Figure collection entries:
______________________________
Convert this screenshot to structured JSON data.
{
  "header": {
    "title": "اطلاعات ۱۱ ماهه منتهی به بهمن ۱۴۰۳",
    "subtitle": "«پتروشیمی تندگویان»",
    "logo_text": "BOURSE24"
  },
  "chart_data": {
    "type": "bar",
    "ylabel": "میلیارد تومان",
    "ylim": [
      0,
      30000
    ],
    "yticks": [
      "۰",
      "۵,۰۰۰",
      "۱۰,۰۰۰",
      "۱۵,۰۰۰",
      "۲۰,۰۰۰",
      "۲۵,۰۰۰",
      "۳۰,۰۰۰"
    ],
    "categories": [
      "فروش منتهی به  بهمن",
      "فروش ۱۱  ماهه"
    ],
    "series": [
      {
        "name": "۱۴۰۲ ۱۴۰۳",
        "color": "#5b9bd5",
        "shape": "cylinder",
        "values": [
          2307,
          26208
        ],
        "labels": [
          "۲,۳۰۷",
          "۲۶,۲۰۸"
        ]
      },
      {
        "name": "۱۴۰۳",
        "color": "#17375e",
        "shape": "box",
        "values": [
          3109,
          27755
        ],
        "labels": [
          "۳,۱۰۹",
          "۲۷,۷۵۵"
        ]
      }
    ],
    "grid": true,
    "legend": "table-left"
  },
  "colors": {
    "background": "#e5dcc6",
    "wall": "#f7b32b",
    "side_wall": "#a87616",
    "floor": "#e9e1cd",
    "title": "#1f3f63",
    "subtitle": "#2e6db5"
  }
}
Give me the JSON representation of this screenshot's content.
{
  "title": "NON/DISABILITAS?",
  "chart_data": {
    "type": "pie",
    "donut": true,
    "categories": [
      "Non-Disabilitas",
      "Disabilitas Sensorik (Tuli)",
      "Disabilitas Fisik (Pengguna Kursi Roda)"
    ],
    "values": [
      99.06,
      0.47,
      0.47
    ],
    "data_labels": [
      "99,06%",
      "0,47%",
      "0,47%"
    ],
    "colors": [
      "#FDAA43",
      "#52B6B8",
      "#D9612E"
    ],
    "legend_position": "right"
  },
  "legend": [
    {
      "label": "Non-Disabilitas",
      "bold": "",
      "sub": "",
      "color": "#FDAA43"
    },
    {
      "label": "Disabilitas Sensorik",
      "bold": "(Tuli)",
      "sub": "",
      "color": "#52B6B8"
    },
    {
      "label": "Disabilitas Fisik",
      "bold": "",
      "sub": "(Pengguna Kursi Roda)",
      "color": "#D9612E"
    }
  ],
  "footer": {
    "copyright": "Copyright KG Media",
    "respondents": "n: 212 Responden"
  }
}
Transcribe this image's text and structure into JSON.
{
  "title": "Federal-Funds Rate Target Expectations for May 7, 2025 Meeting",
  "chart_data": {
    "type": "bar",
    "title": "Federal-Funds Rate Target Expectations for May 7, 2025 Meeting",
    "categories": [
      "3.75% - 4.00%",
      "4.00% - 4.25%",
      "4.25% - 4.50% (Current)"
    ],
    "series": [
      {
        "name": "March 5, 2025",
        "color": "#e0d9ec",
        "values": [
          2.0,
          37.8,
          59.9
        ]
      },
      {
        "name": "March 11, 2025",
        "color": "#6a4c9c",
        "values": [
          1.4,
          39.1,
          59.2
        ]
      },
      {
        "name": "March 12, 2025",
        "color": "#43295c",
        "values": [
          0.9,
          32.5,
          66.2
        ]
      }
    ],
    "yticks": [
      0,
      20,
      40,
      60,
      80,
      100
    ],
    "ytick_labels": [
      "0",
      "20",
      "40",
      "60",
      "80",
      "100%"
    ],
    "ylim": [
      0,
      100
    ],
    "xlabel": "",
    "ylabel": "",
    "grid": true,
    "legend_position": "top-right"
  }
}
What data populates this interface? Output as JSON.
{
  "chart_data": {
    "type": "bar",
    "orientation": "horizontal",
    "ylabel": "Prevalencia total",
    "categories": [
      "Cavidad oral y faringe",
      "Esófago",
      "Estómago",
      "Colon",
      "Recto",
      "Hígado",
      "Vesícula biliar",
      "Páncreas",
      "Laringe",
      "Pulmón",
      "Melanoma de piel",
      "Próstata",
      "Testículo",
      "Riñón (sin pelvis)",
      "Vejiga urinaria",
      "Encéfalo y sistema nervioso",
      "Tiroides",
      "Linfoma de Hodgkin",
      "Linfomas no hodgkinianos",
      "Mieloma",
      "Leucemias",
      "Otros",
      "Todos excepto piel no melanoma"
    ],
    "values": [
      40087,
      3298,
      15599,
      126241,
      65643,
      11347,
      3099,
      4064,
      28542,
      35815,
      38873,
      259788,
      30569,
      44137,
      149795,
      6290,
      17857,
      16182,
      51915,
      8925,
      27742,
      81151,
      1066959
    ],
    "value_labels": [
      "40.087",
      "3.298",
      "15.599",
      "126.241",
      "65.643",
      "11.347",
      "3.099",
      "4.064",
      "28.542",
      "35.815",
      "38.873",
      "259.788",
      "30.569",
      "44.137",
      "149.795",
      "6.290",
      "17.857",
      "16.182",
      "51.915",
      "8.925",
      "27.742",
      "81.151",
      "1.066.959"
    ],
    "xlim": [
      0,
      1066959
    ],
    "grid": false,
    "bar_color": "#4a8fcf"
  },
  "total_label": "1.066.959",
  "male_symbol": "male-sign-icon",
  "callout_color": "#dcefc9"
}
______________________________
REQUIREMENT:
Every entry needs to be retyped exactly.

SOLUTION FOR THIS EXERCISE:
Convert this screenshot to structured JSON data.
{
  "header": {
    "title": "اطلاعات ۱۱ ماهه منتهی به بهمن ۱۴۰۳",
    "subtitle": "«پتروشیمی تندگویان»",
    "logo_text": "BOURSE24"
  },
  "chart_data": {
    "type": "bar",
    "ylabel": "میلیارد تومان",
    "ylim": [
      0,
      30000
    ],
    "yticks": [
      "۰",
      "۵,۰۰۰",
      "۱۰,۰۰۰",
      "۱۵,۰۰۰",
      "۲۰,۰۰۰",
      "۲۵,۰۰۰",
      "۳۰,۰۰۰"
    ],
    "categories": [
      "فروش منتهی به  بهمن",
      "فروش ۱۱  ماهه"
    ],
    "series": [
      {
        "name": "۱۴۰۲ ۱۴۰۳",
        "color": "#5b9bd5",
        "shape": "cylinder",
        "values": [
          2307,
          26208
        ],
        "labels": [
          "۲,۳۰۷",
          "۲۶,۲۰۸"
        ]
      },
      {
        "name": "۱۴۰۳",
        "color": "#17375e",
        "shape": "box",
        "values": [
          3109,
          27755
        ],
        "labels": [
          "۳,۱۰۹",
          "۲۷,۷۵۵"
        ]
      }
    ],
    "grid": true,
    "legend": "table-left"
  },
  "colors": {
    "background": "#e5dcc6",
    "wall": "#f7b32b",
    "side_wall": "#a87616",
    "floor": "#e9e1cd",
    "title": "#1f3f63",
    "subtitle": "#2e6db5"
  }
}
Give me the JSON representation of this screenshot's content.
{
  "title": "NON/DISABILITAS?",
  "chart_data": {
    "type": "pie",
    "donut": true,
    "categories": [
      "Non-Disabilitas",
      "Disabilitas Sensorik (Tuli)",
      "Disabilitas Fisik (Pengguna Kursi Roda)"
    ],
    "values": [
      99.06,
      0.47,
      0.47
    ],
    "data_labels": [
      "99,06%",
      "0,47%",
      "0,47%"
    ],
    "colors": [
      "#FDAA43",
      "#52B6B8",
      "#D9612E"
    ],
    "legend_position": "right"
  },
  "legend": [
    {
      "label": "Non-Disabilitas",
      "bold": "",
      "sub": "",
      "color": "#FDAA43"
    },
    {
      "label": "Disabilitas Sensorik",
      "bold": "(Tuli)",
      "sub": "",
      "color": "#52B6B8"
    },
    {
      "label": "Disabilitas Fisik",
      "bold": "",
      "sub": "(Pengguna Kursi Roda)",
      "color": "#D9612E"
    }
  ],
  "footer": {
    "copyright": "Copyright KG Media",
    "respondents": "n: 212 Responden"
  }
}
Transcribe this image's text and structure into JSON.
{
  "title": "Federal-Funds Rate Target Expectations for May 7, 2025 Meeting",
  "chart_data": {
    "type": "bar",
    "title": "Federal-Funds Rate Target Expectations for May 7, 2025 Meeting",
    "categories": [
      "3.75% - 4.00%",
      "4.00% - 4.25%",
      "4.25% - 4.50% (Current)"
    ],
    "series": [
      {
        "name": "March 5, 2025",
        "color": "#e0d9ec",
        "values": [
          2.0,
          37.8,
          59.9
        ]
      },
      {
        "name": "March 11, 2025",
        "color": "#6a4c9c",
        "values": [
          1.4,
          39.1,
          59.2
        ]
      },
      {
        "name": "March 12, 2025",
        "color": "#43295c",
        "values": [
          0.9,
          32.5,
          66.2
        ]
      }
    ],
    "yticks": [
      0,
      20,
      40,
      60,
      80,
      100
    ],
    "ytick_labels": [
      "0",
      "20",
      "40",
      "60",
      "80",
      "100%"
    ],
    "ylim": [
      0,
      100
    ],
    "xlabel": "",
    "ylabel": "",
    "grid": true,
    "legend_position": "top-right"
  }
}
What data populates this interface? Output as JSON.
{
  "chart_data": {
    "type": "bar",
    "orientation": "horizontal",
    "ylabel": "Prevalencia total",
    "categories": [
      "Cavidad oral y faringe",
      "Esófago",
      "Estómago",
      "Colon",
      "Recto",
      "Hígado",
      "Vesícula biliar",
      "Páncreas",
      "Laringe",
      "Pulmón",
      "Melanoma de piel",
      "Próstata",
      "Testículo",
      "Riñón (sin pelvis)",
      "Vejiga urinaria",
      "Encéfalo y sistema nervioso",
      "Tiroides",
      "Linfoma de Hodgkin",
      "Linfomas no hodgkinianos",
      "Mieloma",
      "Leucemias",
      "Otros",
      "Todos excepto piel no melanoma"
    ],
    "values": [
      40087,
      3298,
      15599,
      126241,
      65643,
      11347,
      3099,
      4064,
      28542,
      35815,
      38873,
      259788,
      30569,
      44137,
      149795,
      6290,
      17857,
      16182,
      51915,
      8925,
      27742,
      81151,
      1066959
    ],
    "value_labels": [
      "40.087",
      "3.298",
      "15.599",
      "126.241",
      "65.643",
      "11.347",
      "3.099",
      "4.064",
      "28.542",
      "35.815",
      "38.873",
      "259.788",
      "30.569",
      "44.137",
      "149.795",
      "6.290",
      "17.857",
      "16.182",
      "51.915",
      "8.925",
      "27.742",
      "81.151",
      "1.066.959"
    ],
    "xlim": [
      0,
      1066959
    ],
    "grid": false,
    "bar_color": "#4a8fcf"
  },
  "total_label": "1.066.959",
  "male_symbol": "male-sign-icon",
  "callout_color": "#dcefc9"
}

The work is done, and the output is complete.